Extracted text:
%%

I thought about buying the Makita awhile back. But I bought the ridgid set instead. The only reason I did is cuz the batteries were covered under the lifetime. Otherwise I would have gone makita. I had the old makita 9.6 drill back from the 90's and that thing lasted forever. It has fallen off 8 foot ladders several times and never broke.


----------



## azzcrack (Aug 7, 2009)

lol I have also dropped my new makita plenty of times and its still trucking!


----------



## ILPlumber (Jun 17, 2008)

You work at Makita. You are not a plumber. Correct?

Why are you here?


----------



## Mega Smash (Oct 9, 2009)

I can't believe I just saw this thread... I bought my Makita LiOn kit earlier this year, and I can't tell you how happy i've been.

The clear cover on the case sucks though. Things travel from compartment to compartment, and it cracks easily.

I bought the flourscent trouble/flash light as well. It's great for working in cabinets and crawlspaces. The jobsite radio is next on the list...

%%

Given problem A: Using the forum thread about Makita tools, decide whether each statement agrees with it: (i) The first poster chose the Ridgid set only because its batteries were covered under the lifetime. (ii) The old Makita 9.6 drill broke after falling off an 8 foot ladder. (iii) Mega Smash is pleased with the clear cover on the case. Answer yes or no for each and quote the words from the thread that decide it.
Given problem B:
Answer these questions from the forum thread about Makita tools:
(i) Which brand's set did the first poster buy instead of the Makita?
(ii) What date appears next to ILPlumber's name?
(iii) What does Mega Smash say is next on the list?
Given problem C: Continue the forum thread about Makita tools from its last post.

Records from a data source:
%%

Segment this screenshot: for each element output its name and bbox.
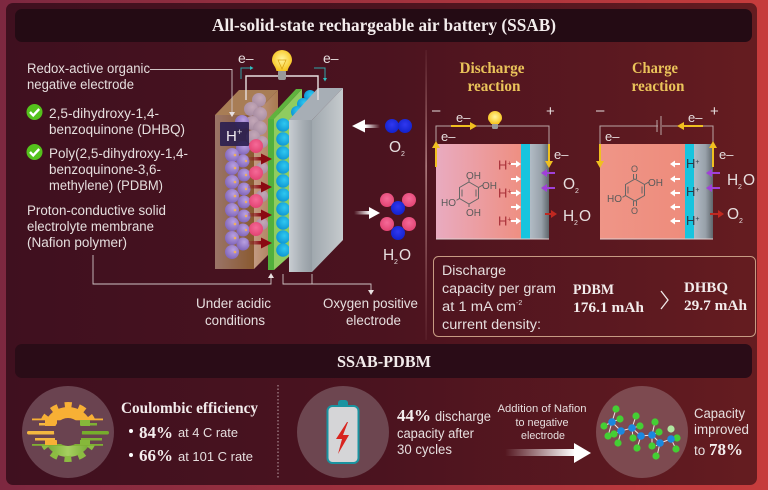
proton label: +	[237, 127, 242, 137]
polarity: –	[432, 102, 441, 119]
text block: capacity improved: 78%	[709, 440, 743, 459]
electrolyte membrane	[268, 89, 302, 270]
PDBM value: PDBM	[573, 282, 614, 298]
reaction species: H	[727, 172, 738, 189]
icon: polymer molecule	[596, 386, 688, 478]
text block: 44% discharge capacity	[397, 406, 491, 457]
capacity description: current density:	[442, 317, 541, 332]
proton labels: H	[686, 213, 695, 228]
capacity description: capacity per gram	[442, 281, 556, 296]
electron labels and arrows: e–	[238, 50, 254, 66]
proton labels: +	[695, 187, 699, 194]
proton flow arrows	[511, 160, 521, 224]
text block: capacity improved: Capacity	[694, 406, 745, 421]
polarity	[596, 102, 719, 120]
proton labels: H	[498, 186, 507, 200]
capacity description: at 1 mA cm	[442, 299, 516, 314]
title bar	[15, 9, 752, 42]
text block: 44% discharge capacity: 44%	[397, 406, 431, 425]
electron labels and arrows: e–	[323, 50, 339, 66]
reaction species: H	[563, 208, 574, 225]
O2 input: 2	[401, 151, 405, 158]
polarity	[432, 102, 555, 120]
leader arrowheads	[229, 112, 374, 295]
text block: 44% discharge capacity: capacity after	[397, 426, 474, 441]
text block: Coulombic efficiency: at 4 C rate	[178, 426, 238, 440]
text block: capacity improved	[694, 406, 749, 459]
power source symbol	[657, 116, 661, 135]
text block: addition of Nafion: Addition of Nafion	[498, 403, 586, 415]
text block: under acidic conditions: Under acidic	[196, 296, 271, 311]
reaction species: 2	[575, 188, 579, 195]
PDBM value: 176.1 mAh	[573, 300, 645, 316]
light bulb	[272, 50, 292, 80]
electron arrows: e–	[719, 147, 734, 162]
text block: 44% discharge capacity: 30 cycles	[397, 442, 452, 457]
proton labels: +	[507, 216, 511, 224]
list item: DHBQ: benzoquinone (DHBQ)	[49, 122, 185, 137]
H2O output: 2	[394, 259, 398, 266]
diagram: charge cell	[596, 102, 755, 240]
list item: PDBM: methylene) (PDBM)	[49, 178, 163, 193]
text block: negative electrode: negative electrode	[27, 77, 134, 92]
water and oxygen arrows	[706, 169, 724, 218]
quinone structure	[607, 164, 663, 216]
heading: discharge reaction	[460, 60, 525, 95]
text block: Coulombic efficiency: at 101 C rate	[178, 450, 253, 464]
H2O output	[354, 193, 416, 266]
section bar: SSAB-PDBM	[15, 344, 752, 378]
text block: membrane: electrolyte membrane	[27, 219, 154, 234]
DHBQ hydroquinone structure: HO	[441, 198, 456, 209]
text block: oxygen positive electrode: Oxygen positive	[323, 296, 418, 311]
quinone structure: O	[631, 206, 638, 216]
list item: DHBQ	[26, 104, 185, 137]
text block: Coulombic efficiency: 66%	[139, 446, 173, 465]
list item: PDBM: benzoquinone-3,6-	[49, 162, 161, 177]
text block: Coulombic efficiency: 84%	[139, 423, 173, 442]
text block: addition of Nafion: to negative	[516, 417, 568, 429]
small bulb	[488, 111, 502, 129]
cell body	[436, 126, 549, 240]
oxygen electrode plate	[289, 88, 343, 272]
text block: membrane	[27, 203, 166, 250]
proton arrows	[248, 154, 272, 248]
heading: charge reaction	[632, 60, 685, 95]
proton labels: +	[695, 159, 699, 166]
list item: PDBM	[26, 144, 188, 193]
DHBQ value: 29.7 mAh	[684, 298, 748, 314]
polarity: –	[596, 102, 605, 119]
text block: negative electrode: Redox-active organic	[27, 61, 150, 76]
electron arrows: e–	[441, 129, 456, 144]
greater-than symbol	[661, 291, 668, 309]
leader lines	[93, 70, 371, 290]
oxygen and water arrows	[541, 169, 557, 218]
DHBQ value: DHBQ	[684, 280, 728, 296]
proton labels	[686, 156, 699, 228]
DHBQ hydroquinone structure: OH	[466, 208, 481, 219]
proton labels: +	[507, 160, 511, 168]
DHBQ hydroquinone structure: OH	[482, 181, 497, 192]
quinone structure: HO	[607, 194, 622, 205]
text block: Coulombic efficiency	[121, 400, 258, 465]
text block: capacity improved: improved	[694, 422, 749, 437]
polarity: +	[710, 103, 719, 120]
icon: battery	[297, 386, 389, 478]
text block: addition of Nafion	[498, 403, 586, 442]
electron arrows: e–	[605, 129, 620, 144]
heading: charge reaction: reaction	[632, 78, 685, 95]
DHBQ value	[684, 280, 748, 314]
H2O output: O	[399, 247, 411, 264]
electron arrows	[596, 110, 734, 168]
icon: gear	[22, 386, 114, 478]
reaction species: 2	[574, 220, 578, 227]
reaction species	[727, 172, 755, 225]
text block: negative electrode	[27, 61, 150, 92]
section bar: SSAB-PDBM: SSAB-PDBM	[337, 352, 431, 371]
DHBQ hydroquinone structure: OH	[466, 171, 481, 182]
electron arrows: e–	[554, 147, 569, 162]
O2 input	[352, 119, 412, 158]
reaction species: O	[727, 206, 739, 223]
callout: discharge capacity comparison	[434, 256, 756, 336]
capacity description: -2	[516, 300, 522, 307]
title bar: All-solid-state rechargeable air battery (SSAB)	[212, 15, 556, 35]
proton labels: +	[695, 216, 699, 223]
quinone structure: O	[631, 164, 638, 174]
capacity description	[442, 263, 556, 332]
reaction species: 2	[738, 184, 742, 191]
reaction species: 2	[739, 218, 743, 225]
list item: DHBQ: 2,5-dihydroxy-1,4-	[49, 106, 159, 121]
diagram: discharge cell	[432, 102, 591, 240]
quinone structure: OH	[648, 178, 663, 189]
positive electrode spheres	[276, 90, 316, 257]
heading: discharge reaction: Discharge	[460, 60, 525, 77]
heading: charge reaction: Charge	[632, 60, 678, 77]
polarity: +	[546, 103, 555, 120]
protons	[249, 139, 263, 236]
proton labels: H	[686, 156, 695, 171]
reaction species: O	[579, 208, 591, 225]
text block: 44% discharge capacity: discharge	[435, 409, 491, 424]
text block: oxygen positive electrode: electrode	[346, 313, 401, 328]
reaction species	[563, 176, 591, 227]
text block: under acidic conditions: conditions	[205, 313, 265, 328]
text block: membrane: (Nafion polymer)	[27, 235, 127, 250]
DHBQ hydroquinone structure	[441, 171, 497, 219]
cell body	[600, 126, 713, 240]
reaction species: O	[743, 172, 755, 189]
reaction species: O	[563, 176, 575, 193]
proton labels: H	[498, 214, 507, 228]
text block: Coulombic efficiency: Coulombic efficiency	[121, 400, 258, 417]
text block: capacity improved: to	[694, 443, 705, 458]
electron labels and arrows	[238, 50, 339, 82]
electron arrows: e–	[456, 110, 471, 125]
proton label	[220, 122, 249, 146]
electron arrows	[432, 110, 569, 168]
text block: under acidic conditions	[196, 296, 271, 328]
capacity description: Discharge	[442, 263, 506, 278]
text block: membrane: Proton-conductive solid	[27, 203, 166, 218]
battery cell illustration	[215, 50, 343, 272]
PDBM value	[573, 282, 645, 316]
O2 input: O	[389, 139, 401, 156]
proton labels: H	[686, 184, 695, 199]
text block: addition of Nafion: electrode	[521, 430, 565, 442]
text block: oxygen positive electrode	[323, 296, 418, 328]
proton labels	[498, 158, 511, 228]
external circuit	[246, 76, 318, 100]
proton labels: H	[498, 158, 507, 172]
arrow: improvement	[505, 443, 591, 463]
negative electrode block	[215, 90, 278, 269]
heading: discharge reaction: reaction	[468, 78, 521, 95]
proton flow arrows	[670, 160, 680, 224]
organic molecule spheres	[225, 93, 268, 259]
list item: PDBM: Poly(2,5-dihydroxy-1,4-	[49, 146, 188, 161]
H2O output: H	[383, 247, 394, 264]
proton labels: +	[507, 188, 511, 196]
electron arrows: e–	[688, 110, 703, 125]
proton label: H	[226, 128, 237, 145]
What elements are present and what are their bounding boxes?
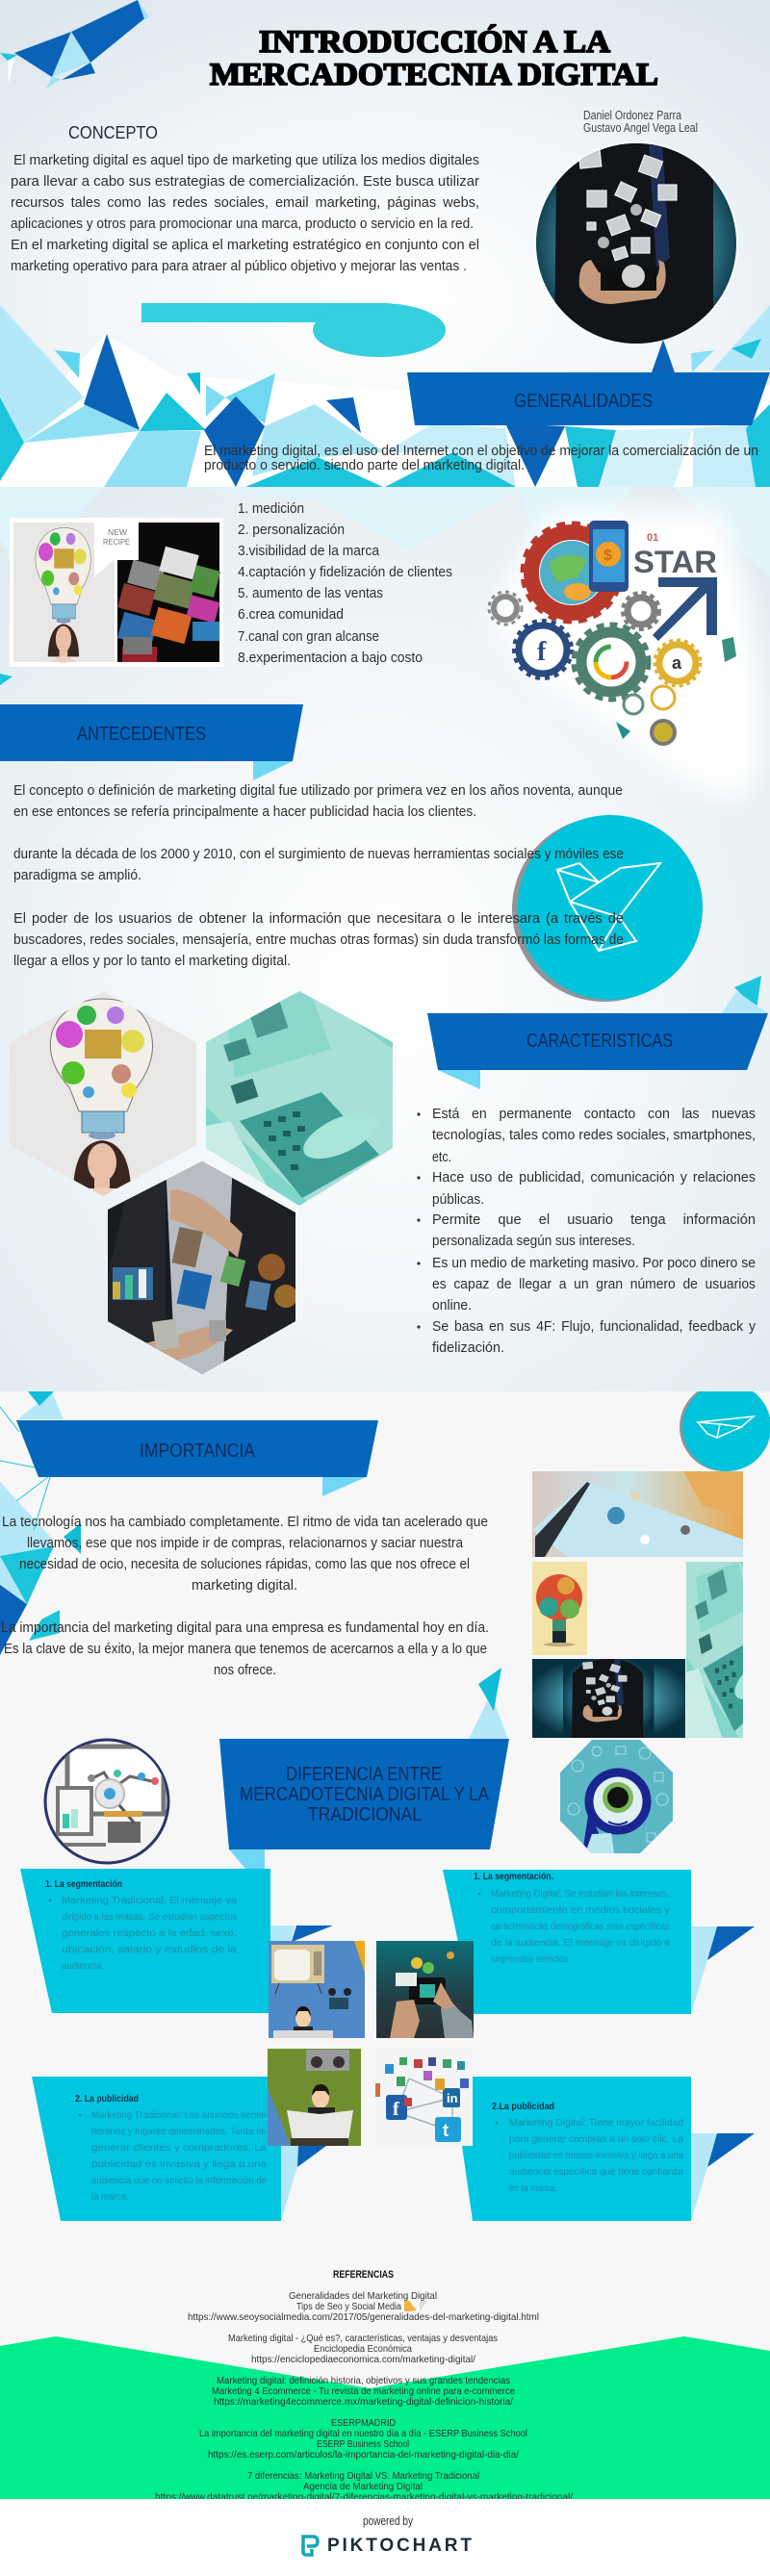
authors: Daniel Ordonez Parra — [583, 109, 681, 122]
image: gears with social network icons: f — [537, 637, 547, 667]
footer background — [0, 2499, 770, 2576]
hexagon photo: bulb and woman — [10, 991, 196, 1197]
panel: traditional segmentation — [20, 1852, 270, 2013]
bullet list: caracteristicas: fidelización. — [432, 1340, 504, 1356]
banner: diferencia: TRADICIONAL — [308, 1804, 422, 1825]
references — [155, 2269, 573, 2503]
references: Tips de Seo y Social Media — [296, 2301, 401, 2312]
panel: digital segmentation: segmentos selectos. — [491, 1953, 571, 1965]
title — [210, 23, 658, 92]
references: 7 diferencias: Marketing Digital VS. Marketing Tradicional — [247, 2470, 479, 2482]
panel: digital advertising: audiencia específica que tiene confianza — [509, 2166, 683, 2178]
low-poly triangles band — [0, 305, 770, 487]
list: benefits: 1. medición — [238, 501, 304, 517]
panel: traditional segmentation: 1. La segmentación — [45, 1878, 122, 1890]
photo: businessman with envelopes circle — [534, 141, 738, 345]
authors: Gustavo Angel Vega Leal — [583, 121, 698, 135]
banner: diferencia: MERCADOTECNIA DIGITAL Y LA — [240, 1784, 490, 1805]
bullet list: caracteristicas: personalizada según sus intereses. — [432, 1234, 635, 1249]
bullet list: caracteristicas: Permite que el usuario tenga información — [432, 1212, 756, 1228]
panel: digital advertising: 2.La publicidad — [492, 2101, 554, 2112]
circle: origami bird — [512, 815, 703, 1002]
references: Marketing digital - ¿Qué es?, características, ventajas y desventajas — [228, 2333, 498, 2344]
circle: origami plane — [680, 1383, 770, 1471]
references: Marketing 4 Ecommerce - Tu revista de marketing online para e-commerce — [212, 2385, 515, 2397]
bullet list: caracteristicas: es capaz de llegar a un gran número de usuarios — [432, 1277, 756, 1292]
bullet list: caracteristicas: etc. — [432, 1150, 451, 1165]
heading: concepto: CONCEPTO — [68, 122, 158, 142]
text block: concepto: recursos tales como las redes sociales, email marketing, páginas webs, — [11, 195, 479, 211]
text block: concepto: El marketing digital es aquel tipo de marketing que utiliza los medios digitales — [13, 153, 479, 168]
origami corner decoration — [0, 0, 149, 89]
image: gears with social network icons: STAR — [633, 545, 717, 579]
panel: digital advertising: Marketing Digital: Tiene mayor facilidad — [509, 2117, 683, 2129]
references: ESERPMADRID — [331, 2417, 396, 2429]
image: colorful icon bulb — [532, 1562, 587, 1655]
banner: diferencia — [219, 1739, 509, 1869]
references: REFERENCIAS — [333, 2269, 394, 2281]
panel: digital segmentation: 1. La segmentación. — [474, 1871, 553, 1882]
panel: traditional segmentation: dirigido a las masas. Se estudian aspectos — [62, 1911, 237, 1923]
bullet list: caracteristicas: tecnologías, tales como redes sociales, smartphones, — [432, 1128, 756, 1143]
title: MERCADOTECNIA DIGITAL — [210, 58, 658, 92]
panel: traditional advertising: audiencia que no solicitó la información de — [91, 2175, 267, 2186]
panel: digital segmentation: comportamiento en medios sociales y — [491, 1904, 671, 1916]
ribbon folds beside panels — [270, 1926, 755, 2221]
banner: generalidades: GENERALIDADES — [514, 391, 653, 412]
panel: digital segmentation: características demográficas más específicas — [491, 1921, 670, 1932]
list: benefits: 6.crea comunidad — [238, 607, 344, 623]
references: https://enciclopediaeconomica.com/marketing-digital/ — [251, 2354, 475, 2365]
text block: concepto: marketing operativo para para atraer al público objetivo y mejorar las ventas . — [11, 259, 467, 274]
banner: importancia: IMPORTANCIA — [140, 1441, 256, 1462]
image: gears with social network icons — [489, 521, 736, 744]
panel: digital advertising: en la marca. — [509, 2182, 557, 2194]
left low-poly decoration — [0, 1391, 81, 1655]
image: television and announcer — [269, 1941, 365, 2038]
panel: traditional advertising: publicidad es invasiva y llega a una — [91, 2158, 267, 2170]
text block: antecedentes: llegar a ellos y por lo tanto el marketing digital. — [13, 954, 291, 969]
bullet list: caracteristicas: Se basa en sus 4F: Flujo, funcionalidad, feedback y — [432, 1319, 757, 1335]
bullet list: caracteristicas: públicas. — [432, 1192, 484, 1208]
text block: antecedentes: paradigma se amplió. — [13, 868, 141, 883]
panel: traditional segmentation: Marketing Tradicional: El mensaje va — [62, 1895, 237, 1906]
image collage: bulb woman and media tiles: RECIPE — [103, 538, 130, 547]
references: ESERP Business School — [317, 2438, 409, 2450]
text block: concepto: para llevar a cabo sus estrategias de comercialización. Este busca utilizar — [11, 174, 479, 190]
text block: concepto: En el marketing digital se aplica el marketing estratégico en conjunto con el — [11, 238, 479, 253]
image: social network nodes: f — [393, 2099, 399, 2120]
banner: generalidades — [407, 372, 770, 425]
pale background triangles — [0, 487, 770, 1013]
list: benefits: 4.captación y fidelización de clientes — [238, 565, 452, 580]
image: gears with social network icons: 01 — [647, 532, 658, 544]
panel: traditional segmentation: ubicación, salario y estudios de la — [62, 1944, 237, 1955]
references: https://es.eserp.com/articulos/la-importancia-del-marketing-digital-dia-dia/ — [208, 2449, 519, 2461]
text block: importancia — [1, 1515, 489, 1678]
bullet list: caracteristicas: Está en permanente contacto con las nuevas — [432, 1107, 756, 1122]
image: hands holding tablet — [376, 1941, 474, 2038]
section background: intro — [0, 0, 770, 487]
text block: antecedentes: buscadores, redes sociales, mensajería, entre muchas otras formas) sin duda transformó las formas de — [13, 932, 624, 948]
panel: digital advertising: para generar compras a un solo clic. La — [509, 2133, 683, 2145]
text block: generalidades — [204, 444, 758, 473]
panel: digital advertising: publicidad es menos invasiva y llega a una — [509, 2150, 683, 2161]
panel: traditional advertising: generar clientes y compradores. La — [91, 2142, 267, 2154]
image: teal laptop crop — [686, 1562, 743, 1738]
banner: diferencia: DIFERENCIA ENTRE — [286, 1764, 442, 1785]
text block: importancia: Es la clave de su éxito, la mejor manera que tenemos de acercarnos a ella y a lo que — [4, 1642, 487, 1657]
list: benefits — [238, 501, 452, 666]
image: man reading newspaper — [268, 2049, 361, 2146]
text block: concepto — [11, 153, 479, 274]
footer: powered by: powered by — [363, 2514, 414, 2528]
hexagon photo: teal laptop — [206, 991, 393, 1206]
text block: antecedentes — [13, 783, 624, 969]
decorative teal speech shape — [141, 303, 446, 357]
text block: antecedentes: en ese entonces se refería principalmente a hacer publicidad hacia los clientes. — [13, 804, 476, 820]
text block: importancia: La importancia del marketing digital para una empresa es fundamental hoy en día. — [1, 1620, 489, 1636]
panel: traditional segmentation: audiencia. — [62, 1960, 104, 1972]
bullet list: caracteristicas — [417, 1107, 757, 1356]
text block: generalidades: producto o servicio. siendo parte del marketing digital. — [204, 458, 525, 473]
banner: caracteristicas — [427, 1013, 768, 1089]
panel: digital segmentation: de la audiencia. El mensaje va dirigido a — [491, 1937, 670, 1949]
image: businessman with envelopes — [532, 1659, 685, 1738]
image collage: bulb woman and media tiles — [10, 518, 223, 667]
text block: generalidades: El marketing digital, es el uso del Internet con el objetivo de mejorar la comercialización de un — [204, 444, 758, 459]
authors — [583, 109, 698, 135]
text block: antecedentes: durante la década de los 2000 y 2010, con el surgimiento de nuevas herramientas sociales y móviles ese — [13, 847, 624, 862]
panel: traditional advertising: Marketing Tradicional: Los anuncios tienen — [91, 2109, 267, 2121]
panel: traditional advertising: 2. La publicidad — [75, 2093, 139, 2104]
green wave footer shape — [0, 2336, 770, 2499]
white brush splash — [491, 510, 760, 803]
text block: importancia: marketing digital. — [192, 1578, 297, 1594]
text block: antecedentes: El concepto o definición de marketing digital fue utilizado por primera vez en los años noventa, aunque — [13, 783, 623, 799]
panel: traditional advertising: la marca. — [91, 2191, 129, 2203]
references: Enciclopedia Económica — [314, 2343, 412, 2355]
panel: traditional segmentation: generales respecto a la edad, sexo, — [62, 1927, 237, 1939]
banner: importancia — [16, 1420, 378, 1496]
references: Agencia de Marketing Digital — [303, 2481, 423, 2492]
bullet list: caracteristicas: Hace uso de publicidad, comunicación y relaciones — [432, 1170, 756, 1186]
section background: generalities to characteristics — [0, 487, 770, 1391]
image: social network nodes: t — [443, 2121, 449, 2140]
references: https://marketing4ecommerce.mx/marketing-digital-definicion-historia/ — [214, 2396, 513, 2408]
list: benefits: 3.visibilidad de la marca — [238, 544, 380, 559]
bullet list: caracteristicas: Es un medio de marketing masivo. Por poco dinero se — [432, 1256, 756, 1271]
image: social network nodes — [375, 2049, 473, 2146]
text block: importancia: La tecnología nos ha cambiado completamente. El ritmo de vida tan acelerado que — [2, 1515, 488, 1530]
list: benefits: 5. aumento de las ventas — [238, 586, 383, 601]
panel: traditional advertising: horarios y lugares determinados. Tarda en — [91, 2126, 267, 2137]
text block: importancia: llevamos, ese que nos impide ir de compras, relacionarnos y saciar nuestra — [27, 1536, 464, 1551]
banner: antecedentes: ANTECEDENTES — [77, 724, 206, 745]
section background: importance to references — [0, 1391, 770, 2499]
panel: digital segmentation — [443, 1870, 691, 2014]
icon: magnifier eye octagon — [560, 1740, 673, 1853]
image: gears with social network icons: $ — [603, 548, 612, 564]
panel: traditional advertising — [32, 2077, 281, 2221]
banner: caracteristicas: CARACTERISTICAS — [526, 1031, 673, 1052]
references: Generalidades del Marketing Digital — [289, 2290, 437, 2302]
banner: antecedentes — [0, 704, 303, 780]
panel: digital advertising — [452, 2077, 691, 2221]
references: https://www.datatrust.pe/marketing-digital/7-diferencias-marketing-digital-vs-marketing-tradicional/ — [155, 2491, 573, 2503]
list: benefits: 8.experimentacion a bajo costo — [238, 650, 423, 666]
bullet list: caracteristicas: online. — [432, 1298, 472, 1314]
references: La importancia del marketing digital en nuestro día a día - ESERP Business School — [199, 2428, 527, 2439]
image: phone with icons — [532, 1471, 743, 1557]
text block: concepto: aplicaciones y otros para promocionar una marca, producto o servicio en la red. — [11, 217, 474, 232]
image collage: bulb woman and media tiles: NEW — [108, 528, 127, 537]
text block: importancia: necesidad de ocio, necesita de soluciones rápidas, como las que nos ofrece el — [19, 1557, 470, 1572]
icon: analytics monitors circle — [45, 1740, 168, 1863]
list: benefits: 7.canal con gran alcanse — [238, 629, 379, 645]
references: https://www.seoysocialmedia.com/2017/05/generalidades-del-marketing-digital.html — [188, 2311, 539, 2323]
text block: antecedentes: El poder de los usuarios de obtener la información que necesitara o le interesara (a través de — [13, 911, 624, 927]
panel: digital segmentation: Marketing Digital: Se estudian los intereses, — [491, 1888, 670, 1900]
list: benefits: 2. personalización — [238, 523, 345, 538]
text block: importancia: nos ofrece. — [214, 1663, 276, 1678]
title: INTRODUCCIÓN A LA — [259, 23, 610, 60]
logo: piktochart: PIKTOCHART — [327, 2536, 472, 2556]
hexagon photo: business hands with media — [108, 1161, 297, 1374]
image: gears with social network icons: a — [672, 653, 682, 673]
image: social network nodes: in — [447, 2091, 458, 2105]
small triangles decoration — [469, 1668, 508, 1739]
references: Marketing digital: definición historia, objetivos y sus grandes tendencias — [217, 2375, 510, 2386]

%%

Response A:
(i) Yes: "The only reason I did is cuz the batteries were covered under the lifetime."
(ii) No: "It has fallen off 8 foot ladders several times and never broke."
(iii) No: "The clear cover on the case sucks though."

Response B:
(i) Ridgid
(ii) Jun 17, 2008
(iii) The jobsite radio

Response C:
A buddy and I were modifying a large workbench, and we both had to drive about 2 dozen long wood screws. He was raving about his Milwaukee impact driver - and then he tried using the Makita. As tough as he says the Milwaukee is, it's a heavy, cumbersome, slow, piece of crap compared to the little Makita.

I have done some online researching and thought i'd post some good info on these batteries:

- They aren't meant to be continuously drained completely. Not like NiCads. They're meant to run down to a certain point, and then be on the charger. Charge them after every use if you want.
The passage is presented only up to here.